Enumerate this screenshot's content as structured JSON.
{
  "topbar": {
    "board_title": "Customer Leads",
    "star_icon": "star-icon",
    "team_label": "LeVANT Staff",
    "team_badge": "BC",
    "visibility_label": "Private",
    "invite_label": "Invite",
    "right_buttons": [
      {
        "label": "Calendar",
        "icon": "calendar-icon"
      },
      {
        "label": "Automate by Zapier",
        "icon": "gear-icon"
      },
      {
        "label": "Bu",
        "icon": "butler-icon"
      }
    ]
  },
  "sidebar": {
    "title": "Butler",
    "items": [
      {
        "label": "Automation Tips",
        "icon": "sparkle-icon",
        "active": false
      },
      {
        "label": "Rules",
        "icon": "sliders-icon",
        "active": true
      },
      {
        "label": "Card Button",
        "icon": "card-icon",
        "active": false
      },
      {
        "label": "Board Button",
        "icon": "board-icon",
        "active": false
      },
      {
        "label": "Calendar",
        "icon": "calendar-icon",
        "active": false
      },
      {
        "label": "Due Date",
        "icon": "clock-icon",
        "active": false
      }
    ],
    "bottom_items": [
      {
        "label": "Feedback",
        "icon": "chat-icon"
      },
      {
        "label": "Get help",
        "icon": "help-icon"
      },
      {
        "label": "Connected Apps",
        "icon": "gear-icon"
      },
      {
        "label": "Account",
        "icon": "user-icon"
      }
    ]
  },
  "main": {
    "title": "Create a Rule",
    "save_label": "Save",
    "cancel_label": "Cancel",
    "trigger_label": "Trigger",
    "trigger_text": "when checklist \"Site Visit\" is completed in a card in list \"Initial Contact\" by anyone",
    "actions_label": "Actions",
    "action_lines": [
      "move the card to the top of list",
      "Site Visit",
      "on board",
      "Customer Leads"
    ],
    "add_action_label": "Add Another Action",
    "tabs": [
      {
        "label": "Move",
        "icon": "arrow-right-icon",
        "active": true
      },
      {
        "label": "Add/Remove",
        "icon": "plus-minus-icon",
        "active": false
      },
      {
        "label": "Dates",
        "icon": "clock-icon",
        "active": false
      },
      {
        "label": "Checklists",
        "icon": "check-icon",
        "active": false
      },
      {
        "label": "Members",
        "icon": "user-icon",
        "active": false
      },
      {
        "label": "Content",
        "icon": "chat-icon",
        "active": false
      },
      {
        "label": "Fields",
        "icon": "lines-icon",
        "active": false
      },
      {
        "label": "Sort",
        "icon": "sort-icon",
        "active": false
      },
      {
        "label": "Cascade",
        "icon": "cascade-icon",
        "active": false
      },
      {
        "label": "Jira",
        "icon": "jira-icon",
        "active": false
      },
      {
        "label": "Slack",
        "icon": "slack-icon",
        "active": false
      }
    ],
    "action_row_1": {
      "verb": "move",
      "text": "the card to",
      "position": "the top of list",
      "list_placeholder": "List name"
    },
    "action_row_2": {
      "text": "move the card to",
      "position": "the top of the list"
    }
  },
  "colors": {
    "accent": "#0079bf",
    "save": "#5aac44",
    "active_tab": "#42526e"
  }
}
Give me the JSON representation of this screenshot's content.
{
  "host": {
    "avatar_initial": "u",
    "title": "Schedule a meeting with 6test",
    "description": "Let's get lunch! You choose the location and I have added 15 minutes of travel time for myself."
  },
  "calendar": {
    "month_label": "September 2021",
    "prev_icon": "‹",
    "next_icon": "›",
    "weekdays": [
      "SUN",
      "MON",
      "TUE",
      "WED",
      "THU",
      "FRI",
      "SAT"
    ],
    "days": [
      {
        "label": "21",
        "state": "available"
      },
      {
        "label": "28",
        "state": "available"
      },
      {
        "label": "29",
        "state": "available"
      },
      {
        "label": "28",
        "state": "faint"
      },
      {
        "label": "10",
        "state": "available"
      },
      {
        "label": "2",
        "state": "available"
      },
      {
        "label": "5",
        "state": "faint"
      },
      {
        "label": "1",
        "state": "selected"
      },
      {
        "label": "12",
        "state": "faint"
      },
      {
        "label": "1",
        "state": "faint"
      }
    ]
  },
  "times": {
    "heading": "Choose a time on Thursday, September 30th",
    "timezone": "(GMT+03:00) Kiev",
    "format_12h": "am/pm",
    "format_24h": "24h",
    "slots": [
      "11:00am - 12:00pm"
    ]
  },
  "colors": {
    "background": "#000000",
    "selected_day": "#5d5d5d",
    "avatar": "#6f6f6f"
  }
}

········

[What is being asked] Copy every line exactly. Leave nothing out.

[Response to this task]
Enumerate this screenshot's content as structured JSON.
{
  "topbar": {
    "board_title": "Customer Leads",
    "star_icon": "star-icon",
    "team_label": "LeVANT Staff",
    "team_badge": "BC",
    "visibility_label": "Private",
    "invite_label": "Invite",
    "right_buttons": [
      {
        "label": "Calendar",
        "icon": "calendar-icon"
      },
      {
        "label": "Automate by Zapier",
        "icon": "gear-icon"
      },
      {
        "label": "Bu",
        "icon": "butler-icon"
      }
    ]
  },
  "sidebar": {
    "title": "Butler",
    "items": [
      {
        "label": "Automation Tips",
        "icon": "sparkle-icon",
        "active": false
      },
      {
        "label": "Rules",
        "icon": "sliders-icon",
        "active": true
      },
      {
        "label": "Card Button",
        "icon": "card-icon",
        "active": false
      },
      {
        "label": "Board Button",
        "icon": "board-icon",
        "active": false
      },
      {
        "label": "Calendar",
        "icon": "calendar-icon",
        "active": false
      },
      {
        "label": "Due Date",
        "icon": "clock-icon",
        "active": false
      }
    ],
    "bottom_items": [
      {
        "label": "Feedback",
        "icon": "chat-icon"
      },
      {
        "label": "Get help",
        "icon": "help-icon"
      },
      {
        "label": "Connected Apps",
        "icon": "gear-icon"
      },
      {
        "label": "Account",
        "icon": "user-icon"
      }
    ]
  },
  "main": {
    "title": "Create a Rule",
    "save_label": "Save",
    "cancel_label": "Cancel",
    "trigger_label": "Trigger",
    "trigger_text": "when checklist \"Site Visit\" is completed in a card in list \"Initial Contact\" by anyone",
    "actions_label": "Actions",
    "action_lines": [
      "move the card to the top of list",
      "Site Visit",
      "on board",
      "Customer Leads"
    ],
    "add_action_label": "Add Another Action",
    "tabs": [
      {
        "label": "Move",
        "icon": "arrow-right-icon",
        "active": true
      },
      {
        "label": "Add/Remove",
        "icon": "plus-minus-icon",
        "active": false
      },
      {
        "label": "Dates",
        "icon": "clock-icon",
        "active": false
      },
      {
        "label": "Checklists",
        "icon": "check-icon",
        "active": false
      },
      {
        "label": "Members",
        "icon": "user-icon",
        "active": false
      },
      {
        "label": "Content",
        "icon": "chat-icon",
        "active": false
      },
      {
        "label": "Fields",
        "icon": "lines-icon",
        "active": false
      },
      {
        "label": "Sort",
        "icon": "sort-icon",
        "active": false
      },
      {
        "label": "Cascade",
        "icon": "cascade-icon",
        "active": false
      },
      {
        "label": "Jira",
        "icon": "jira-icon",
        "active": false
      },
      {
        "label": "Slack",
        "icon": "slack-icon",
        "active": false
      }
    ],
    "action_row_1": {
      "verb": "move",
      "text": "the card to",
      "position": "the top of list",
      "list_placeholder": "List name"
    },
    "action_row_2": {
      "text": "move the card to",
      "position": "the top of the list"
    }
  },
  "colors": {
    "accent": "#0079bf",
    "save": "#5aac44",
    "active_tab": "#42526e"
  }
}
Give me the JSON representation of this screenshot's content.
{
  "host": {
    "avatar_initial": "u",
    "title": "Schedule a meeting with 6test",
    "description": "Let's get lunch! You choose the location and I have added 15 minutes of travel time for myself."
  },
  "calendar": {
    "month_label": "September 2021",
    "prev_icon": "‹",
    "next_icon": "›",
    "weekdays": [
      "SUN",
      "MON",
      "TUE",
      "WED",
      "THU",
      "FRI",
      "SAT"
    ],
    "days": [
      {
        "label": "21",
        "state": "available"
      },
      {
        "label": "28",
        "state": "available"
      },
      {
        "label": "29",
        "state": "available"
      },
      {
        "label": "28",
        "state": "faint"
      },
      {
        "label": "10",
        "state": "available"
      },
      {
        "label": "2",
        "state": "available"
      },
      {
        "label": "5",
        "state": "faint"
      },
      {
        "label": "1",
        "state": "selected"
      },
      {
        "label": "12",
        "state": "faint"
      },
      {
        "label": "1",
        "state": "faint"
      }
    ]
  },
  "times": {
    "heading": "Choose a time on Thursday, September 30th",
    "timezone": "(GMT+03:00) Kiev",
    "format_12h": "am/pm",
    "format_24h": "24h",
    "slots": [
      "11:00am - 12:00pm"
    ]
  },
  "colors": {
    "background": "#000000",
    "selected_day": "#5d5d5d",
    "avatar": "#6f6f6f"
  }
}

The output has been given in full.